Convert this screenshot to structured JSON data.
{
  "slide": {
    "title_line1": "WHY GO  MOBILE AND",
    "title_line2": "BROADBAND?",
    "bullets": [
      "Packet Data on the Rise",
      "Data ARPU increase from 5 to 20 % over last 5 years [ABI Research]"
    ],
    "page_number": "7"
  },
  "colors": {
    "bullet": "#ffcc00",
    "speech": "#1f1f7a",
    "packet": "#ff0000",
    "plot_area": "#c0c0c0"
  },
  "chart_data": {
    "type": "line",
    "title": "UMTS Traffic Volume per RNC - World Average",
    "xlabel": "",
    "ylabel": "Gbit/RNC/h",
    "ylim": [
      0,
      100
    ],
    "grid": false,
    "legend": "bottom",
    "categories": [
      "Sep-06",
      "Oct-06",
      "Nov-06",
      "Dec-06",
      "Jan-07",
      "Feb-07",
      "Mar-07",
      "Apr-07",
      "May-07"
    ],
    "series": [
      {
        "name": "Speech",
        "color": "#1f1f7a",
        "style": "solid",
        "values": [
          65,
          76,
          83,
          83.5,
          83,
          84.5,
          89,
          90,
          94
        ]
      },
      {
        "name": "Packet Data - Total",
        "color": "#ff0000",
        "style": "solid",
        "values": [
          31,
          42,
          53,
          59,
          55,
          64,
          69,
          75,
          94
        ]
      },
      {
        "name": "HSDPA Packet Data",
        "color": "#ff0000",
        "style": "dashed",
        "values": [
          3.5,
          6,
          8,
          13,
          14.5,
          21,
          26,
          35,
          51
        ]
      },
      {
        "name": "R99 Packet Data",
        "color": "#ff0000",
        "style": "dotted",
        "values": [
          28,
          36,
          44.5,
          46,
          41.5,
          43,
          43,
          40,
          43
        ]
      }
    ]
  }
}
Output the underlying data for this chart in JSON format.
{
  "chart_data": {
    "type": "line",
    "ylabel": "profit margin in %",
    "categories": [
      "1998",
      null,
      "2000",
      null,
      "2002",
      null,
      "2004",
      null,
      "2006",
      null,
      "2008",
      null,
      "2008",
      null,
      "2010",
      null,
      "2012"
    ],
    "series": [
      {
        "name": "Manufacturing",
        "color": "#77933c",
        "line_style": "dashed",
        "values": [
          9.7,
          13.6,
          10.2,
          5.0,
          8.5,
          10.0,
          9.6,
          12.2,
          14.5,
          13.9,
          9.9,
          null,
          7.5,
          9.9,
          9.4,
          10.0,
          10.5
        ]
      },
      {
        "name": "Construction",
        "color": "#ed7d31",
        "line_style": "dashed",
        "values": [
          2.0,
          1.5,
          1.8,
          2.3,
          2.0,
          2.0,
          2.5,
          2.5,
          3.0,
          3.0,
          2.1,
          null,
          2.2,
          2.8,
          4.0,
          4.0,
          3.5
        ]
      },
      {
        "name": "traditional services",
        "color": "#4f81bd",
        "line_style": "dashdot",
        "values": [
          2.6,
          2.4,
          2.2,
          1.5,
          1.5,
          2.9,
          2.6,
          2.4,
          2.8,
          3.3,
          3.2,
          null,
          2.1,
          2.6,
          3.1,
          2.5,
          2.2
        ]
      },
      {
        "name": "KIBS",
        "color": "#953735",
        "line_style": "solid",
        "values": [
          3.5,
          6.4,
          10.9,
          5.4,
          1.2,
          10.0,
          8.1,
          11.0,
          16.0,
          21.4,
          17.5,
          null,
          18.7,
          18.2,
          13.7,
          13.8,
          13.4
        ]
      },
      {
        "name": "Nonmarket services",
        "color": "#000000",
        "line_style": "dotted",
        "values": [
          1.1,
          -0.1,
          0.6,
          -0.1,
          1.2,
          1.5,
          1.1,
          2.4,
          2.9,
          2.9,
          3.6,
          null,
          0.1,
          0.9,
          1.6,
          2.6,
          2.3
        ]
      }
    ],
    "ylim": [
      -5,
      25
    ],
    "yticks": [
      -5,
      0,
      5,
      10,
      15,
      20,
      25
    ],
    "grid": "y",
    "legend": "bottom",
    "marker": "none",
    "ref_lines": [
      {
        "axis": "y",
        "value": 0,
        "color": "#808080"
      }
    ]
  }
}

--

• **TASK DETAILS**
Every line above needs to be retyped exactly.

• **TASK SOLUTION**
Convert this screenshot to structured JSON data.
{
  "slide": {
    "title_line1": "WHY GO  MOBILE AND",
    "title_line2": "BROADBAND?",
    "bullets": [
      "Packet Data on the Rise",
      "Data ARPU increase from 5 to 20 % over last 5 years [ABI Research]"
    ],
    "page_number": "7"
  },
  "colors": {
    "bullet": "#ffcc00",
    "speech": "#1f1f7a",
    "packet": "#ff0000",
    "plot_area": "#c0c0c0"
  },
  "chart_data": {
    "type": "line",
    "title": "UMTS Traffic Volume per RNC - World Average",
    "xlabel": "",
    "ylabel": "Gbit/RNC/h",
    "ylim": [
      0,
      100
    ],
    "grid": false,
    "legend": "bottom",
    "categories": [
      "Sep-06",
      "Oct-06",
      "Nov-06",
      "Dec-06",
      "Jan-07",
      "Feb-07",
      "Mar-07",
      "Apr-07",
      "May-07"
    ],
    "series": [
      {
        "name": "Speech",
        "color": "#1f1f7a",
        "style": "solid",
        "values": [
          65,
          76,
          83,
          83.5,
          83,
          84.5,
          89,
          90,
          94
        ]
      },
      {
        "name": "Packet Data - Total",
        "color": "#ff0000",
        "style": "solid",
        "values": [
          31,
          42,
          53,
          59,
          55,
          64,
          69,
          75,
          94
        ]
      },
      {
        "name": "HSDPA Packet Data",
        "color": "#ff0000",
        "style": "dashed",
        "values": [
          3.5,
          6,
          8,
          13,
          14.5,
          21,
          26,
          35,
          51
        ]
      },
      {
        "name": "R99 Packet Data",
        "color": "#ff0000",
        "style": "dotted",
        "values": [
          28,
          36,
          44.5,
          46,
          41.5,
          43,
          43,
          40,
          43
        ]
      }
    ]
  }
}
Output the underlying data for this chart in JSON format.
{
  "chart_data": {
    "type": "line",
    "ylabel": "profit margin in %",
    "categories": [
      "1998",
      null,
      "2000",
      null,
      "2002",
      null,
      "2004",
      null,
      "2006",
      null,
      "2008",
      null,
      "2008",
      null,
      "2010",
      null,
      "2012"
    ],
    "series": [
      {
        "name": "Manufacturing",
        "color": "#77933c",
        "line_style": "dashed",
        "values": [
          9.7,
          13.6,
          10.2,
          5.0,
          8.5,
          10.0,
          9.6,
          12.2,
          14.5,
          13.9,
          9.9,
          null,
          7.5,
          9.9,
          9.4,
          10.0,
          10.5
        ]
      },
      {
        "name": "Construction",
        "color": "#ed7d31",
        "line_style": "dashed",
        "values": [
          2.0,
          1.5,
          1.8,
          2.3,
          2.0,
          2.0,
          2.5,
          2.5,
          3.0,
          3.0,
          2.1,
          null,
          2.2,
          2.8,
          4.0,
          4.0,
          3.5
        ]
      },
      {
        "name": "traditional services",
        "color": "#4f81bd",
        "line_style": "dashdot",
        "values": [
          2.6,
          2.4,
          2.2,
          1.5,
          1.5,
          2.9,
          2.6,
          2.4,
          2.8,
          3.3,
          3.2,
          null,
          2.1,
          2.6,
          3.1,
          2.5,
          2.2
        ]
      },
      {
        "name": "KIBS",
        "color": "#953735",
        "line_style": "solid",
        "values": [
          3.5,
          6.4,
          10.9,
          5.4,
          1.2,
          10.0,
          8.1,
          11.0,
          16.0,
          21.4,
          17.5,
          null,
          18.7,
          18.2,
          13.7,
          13.8,
          13.4
        ]
      },
      {
        "name": "Nonmarket services",
        "color": "#000000",
        "line_style": "dotted",
        "values": [
          1.1,
          -0.1,
          0.6,
          -0.1,
          1.2,
          1.5,
          1.1,
          2.4,
          2.9,
          2.9,
          3.6,
          null,
          0.1,
          0.9,
          1.6,
          2.6,
          2.3
        ]
      }
    ],
    "ylim": [
      -5,
      25
    ],
    "yticks": [
      -5,
      0,
      5,
      10,
      15,
      20,
      25
    ],
    "grid": "y",
    "legend": "bottom",
    "marker": "none",
    "ref_lines": [
      {
        "axis": "y",
        "value": 0,
        "color": "#808080"
      }
    ]
  }
}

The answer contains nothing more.